* Instructions for the task
Update these entries by replacing every "heart-icon" with "love-icon" and leaving everything else the same. Leave the pictures out of your answer.

== Exercise inputs

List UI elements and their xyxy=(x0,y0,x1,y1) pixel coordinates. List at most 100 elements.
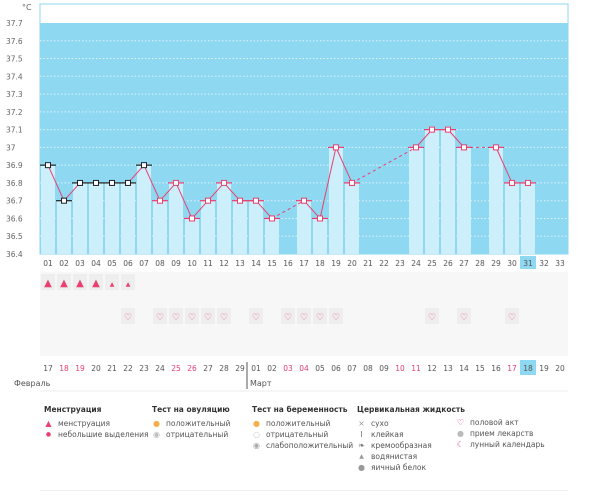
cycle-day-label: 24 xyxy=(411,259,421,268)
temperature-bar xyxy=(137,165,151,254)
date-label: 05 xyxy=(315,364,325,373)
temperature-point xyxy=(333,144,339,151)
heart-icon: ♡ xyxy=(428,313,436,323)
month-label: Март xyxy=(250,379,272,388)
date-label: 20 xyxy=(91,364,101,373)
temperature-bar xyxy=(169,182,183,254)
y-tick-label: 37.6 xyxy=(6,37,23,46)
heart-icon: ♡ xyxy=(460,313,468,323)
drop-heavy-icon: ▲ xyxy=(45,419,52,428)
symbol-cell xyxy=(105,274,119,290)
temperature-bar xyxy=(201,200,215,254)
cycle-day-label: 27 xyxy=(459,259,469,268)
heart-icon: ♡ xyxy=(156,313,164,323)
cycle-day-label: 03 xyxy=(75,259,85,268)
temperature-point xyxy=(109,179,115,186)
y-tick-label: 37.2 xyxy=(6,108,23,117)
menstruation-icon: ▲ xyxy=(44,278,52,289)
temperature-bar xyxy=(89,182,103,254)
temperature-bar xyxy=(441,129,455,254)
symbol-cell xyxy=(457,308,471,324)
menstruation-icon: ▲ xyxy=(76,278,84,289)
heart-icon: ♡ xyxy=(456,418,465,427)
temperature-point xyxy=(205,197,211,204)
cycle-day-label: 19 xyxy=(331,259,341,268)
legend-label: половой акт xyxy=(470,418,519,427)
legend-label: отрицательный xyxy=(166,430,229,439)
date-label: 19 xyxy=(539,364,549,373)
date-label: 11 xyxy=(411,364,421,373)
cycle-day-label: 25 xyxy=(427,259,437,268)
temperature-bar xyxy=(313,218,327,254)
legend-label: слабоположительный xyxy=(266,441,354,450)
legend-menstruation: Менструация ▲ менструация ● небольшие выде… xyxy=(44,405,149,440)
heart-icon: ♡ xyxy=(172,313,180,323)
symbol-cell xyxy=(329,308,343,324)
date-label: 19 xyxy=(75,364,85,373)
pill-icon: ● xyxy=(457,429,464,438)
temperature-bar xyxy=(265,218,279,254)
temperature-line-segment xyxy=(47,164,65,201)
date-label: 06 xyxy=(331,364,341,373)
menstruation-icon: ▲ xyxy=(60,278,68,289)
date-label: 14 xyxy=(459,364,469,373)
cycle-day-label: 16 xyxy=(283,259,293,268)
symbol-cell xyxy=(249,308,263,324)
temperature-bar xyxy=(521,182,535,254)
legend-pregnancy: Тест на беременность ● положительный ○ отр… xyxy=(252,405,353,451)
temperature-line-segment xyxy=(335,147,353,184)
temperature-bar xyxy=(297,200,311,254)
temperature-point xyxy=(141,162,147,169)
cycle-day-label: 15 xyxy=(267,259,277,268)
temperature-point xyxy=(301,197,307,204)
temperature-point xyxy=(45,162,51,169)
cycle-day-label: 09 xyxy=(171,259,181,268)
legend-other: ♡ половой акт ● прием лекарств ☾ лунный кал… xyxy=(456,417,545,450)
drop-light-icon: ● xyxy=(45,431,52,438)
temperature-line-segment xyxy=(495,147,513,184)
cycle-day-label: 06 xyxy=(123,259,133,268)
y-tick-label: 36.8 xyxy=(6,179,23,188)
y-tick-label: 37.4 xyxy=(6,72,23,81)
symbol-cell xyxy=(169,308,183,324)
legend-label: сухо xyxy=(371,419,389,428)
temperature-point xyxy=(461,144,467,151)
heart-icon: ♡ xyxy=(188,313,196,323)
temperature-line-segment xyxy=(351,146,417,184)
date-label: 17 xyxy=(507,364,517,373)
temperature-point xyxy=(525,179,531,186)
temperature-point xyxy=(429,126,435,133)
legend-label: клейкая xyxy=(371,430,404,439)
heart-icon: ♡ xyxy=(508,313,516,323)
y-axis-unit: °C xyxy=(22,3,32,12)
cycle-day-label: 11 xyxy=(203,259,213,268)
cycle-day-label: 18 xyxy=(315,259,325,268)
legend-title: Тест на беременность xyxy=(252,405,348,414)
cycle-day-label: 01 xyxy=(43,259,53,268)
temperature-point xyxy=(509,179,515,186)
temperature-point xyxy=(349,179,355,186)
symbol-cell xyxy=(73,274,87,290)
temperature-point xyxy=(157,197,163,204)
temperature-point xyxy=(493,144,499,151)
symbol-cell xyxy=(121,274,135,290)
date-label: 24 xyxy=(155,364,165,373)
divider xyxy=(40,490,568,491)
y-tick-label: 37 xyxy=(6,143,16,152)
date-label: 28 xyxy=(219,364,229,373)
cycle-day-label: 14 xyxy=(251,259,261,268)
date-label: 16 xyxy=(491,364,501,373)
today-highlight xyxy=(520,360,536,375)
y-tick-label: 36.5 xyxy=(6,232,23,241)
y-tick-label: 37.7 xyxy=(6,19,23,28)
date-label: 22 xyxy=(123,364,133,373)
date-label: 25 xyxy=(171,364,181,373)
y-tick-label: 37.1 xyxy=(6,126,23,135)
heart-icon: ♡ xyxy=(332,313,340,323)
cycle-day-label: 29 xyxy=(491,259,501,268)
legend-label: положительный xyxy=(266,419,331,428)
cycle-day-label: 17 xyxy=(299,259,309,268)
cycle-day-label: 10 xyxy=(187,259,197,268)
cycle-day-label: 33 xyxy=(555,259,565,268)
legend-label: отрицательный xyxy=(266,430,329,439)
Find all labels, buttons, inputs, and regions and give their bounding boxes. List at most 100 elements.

====

* Finished exercise
List UI elements and their xyxy=(x0,y0,x1,y1) pixel coordinates. List at most 100 elements.
cycle-day-label: 24 xyxy=(411,259,421,268)
temperature-bar xyxy=(137,165,151,254)
date-label: 05 xyxy=(315,364,325,373)
temperature-point xyxy=(333,144,339,151)
love-icon: ♡ xyxy=(428,313,436,323)
month-label: Март xyxy=(250,379,272,388)
date-label: 20 xyxy=(91,364,101,373)
temperature-bar xyxy=(169,182,183,254)
y-tick-label: 37.6 xyxy=(6,37,23,46)
love-icon: ♡ xyxy=(460,313,468,323)
drop-heavy-icon: ▲ xyxy=(45,419,52,428)
symbol-cell xyxy=(105,274,119,290)
temperature-bar xyxy=(201,200,215,254)
cycle-day-label: 27 xyxy=(459,259,469,268)
love-icon: ♡ xyxy=(156,313,164,323)
cycle-day-label: 03 xyxy=(75,259,85,268)
temperature-point xyxy=(109,179,115,186)
y-tick-label: 37.2 xyxy=(6,108,23,117)
menstruation-icon: ▲ xyxy=(44,278,52,289)
temperature-bar xyxy=(89,182,103,254)
temperature-bar xyxy=(441,129,455,254)
symbol-cell xyxy=(457,308,471,324)
menstruation-icon: ▲ xyxy=(76,278,84,289)
love-icon: ♡ xyxy=(456,418,465,427)
temperature-point xyxy=(205,197,211,204)
cycle-day-label: 19 xyxy=(331,259,341,268)
legend-label: половой акт xyxy=(470,418,519,427)
legend-label: отрицательный xyxy=(166,430,229,439)
date-label: 19 xyxy=(539,364,549,373)
date-label: 11 xyxy=(411,364,421,373)
cycle-day-label: 25 xyxy=(427,259,437,268)
temperature-bar xyxy=(313,218,327,254)
legend-label: слабоположительный xyxy=(266,441,354,450)
legend-menstruation: Менструация ▲ менструация ● небольшие выде… xyxy=(44,405,149,440)
love-icon: ♡ xyxy=(172,313,180,323)
symbol-cell xyxy=(329,308,343,324)
date-label: 19 xyxy=(75,364,85,373)
pill-icon: ● xyxy=(457,429,464,438)
temperature-bar xyxy=(265,218,279,254)
temperature-line-segment xyxy=(47,164,65,201)
date-label: 06 xyxy=(331,364,341,373)
menstruation-icon: ▲ xyxy=(60,278,68,289)
date-label: 14 xyxy=(459,364,469,373)
cycle-day-label: 16 xyxy=(283,259,293,268)
symbol-cell xyxy=(249,308,263,324)
temperature-bar xyxy=(521,182,535,254)
legend-pregnancy: Тест на беременность ● положительный ○ отр… xyxy=(252,405,353,451)
temperature-line-segment xyxy=(335,147,353,184)
temperature-bar xyxy=(297,200,311,254)
temperature-point xyxy=(141,162,147,169)
cycle-day-label: 15 xyxy=(267,259,277,268)
temperature-point xyxy=(301,197,307,204)
temperature-point xyxy=(45,162,51,169)
cycle-day-label: 09 xyxy=(171,259,181,268)
legend-other: ♡ половой акт ● прием лекарств ☾ лунный кал… xyxy=(456,417,545,450)
drop-light-icon: ● xyxy=(45,431,52,438)
temperature-line-segment xyxy=(495,147,513,184)
cycle-day-label: 06 xyxy=(123,259,133,268)
y-tick-label: 36.8 xyxy=(6,179,23,188)
y-tick-label: 37.4 xyxy=(6,72,23,81)
symbol-cell xyxy=(169,308,183,324)
legend-label: сухо xyxy=(371,419,389,428)
temperature-point xyxy=(461,144,467,151)
love-icon: ♡ xyxy=(188,313,196,323)
temperature-line-segment xyxy=(351,146,417,184)
date-label: 17 xyxy=(507,364,517,373)
temperature-point xyxy=(525,179,531,186)
temperature-point xyxy=(429,126,435,133)
legend-label: клейкая xyxy=(371,430,404,439)
love-icon: ♡ xyxy=(508,313,516,323)
y-axis-unit: °C xyxy=(22,3,32,12)
cycle-day-label: 11 xyxy=(203,259,213,268)
cycle-day-label: 18 xyxy=(315,259,325,268)
legend-title: Тест на беременность xyxy=(252,405,348,414)
cycle-day-label: 01 xyxy=(43,259,53,268)
temperature-point xyxy=(509,179,515,186)
temperature-point xyxy=(349,179,355,186)
symbol-cell xyxy=(73,274,87,290)
temperature-point xyxy=(157,197,163,204)
temperature-point xyxy=(493,144,499,151)
symbol-cell xyxy=(121,274,135,290)
date-label: 24 xyxy=(155,364,165,373)
divider xyxy=(40,490,568,491)
y-tick-label: 37 xyxy=(6,143,16,152)
date-label: 28 xyxy=(219,364,229,373)
cycle-day-label: 14 xyxy=(251,259,261,268)
date-label: 16 xyxy=(491,364,501,373)
today-highlight xyxy=(520,360,536,375)
y-tick-label: 36.5 xyxy=(6,232,23,241)
y-tick-label: 37.7 xyxy=(6,19,23,28)
date-label: 22 xyxy=(123,364,133,373)
date-label: 25 xyxy=(171,364,181,373)
y-tick-label: 37.1 xyxy=(6,126,23,135)
love-icon: ♡ xyxy=(332,313,340,323)
cycle-day-label: 29 xyxy=(491,259,501,268)
legend-label: положительный xyxy=(266,419,331,428)
cycle-day-label: 17 xyxy=(299,259,309,268)
cycle-day-label: 10 xyxy=(187,259,197,268)
cycle-day-label: 33 xyxy=(555,259,565,268)
legend-label: отрицательный xyxy=(266,430,329,439)
Find all labels, buttons, inputs, and regions and give their bounding boxes. List at most 100 elements.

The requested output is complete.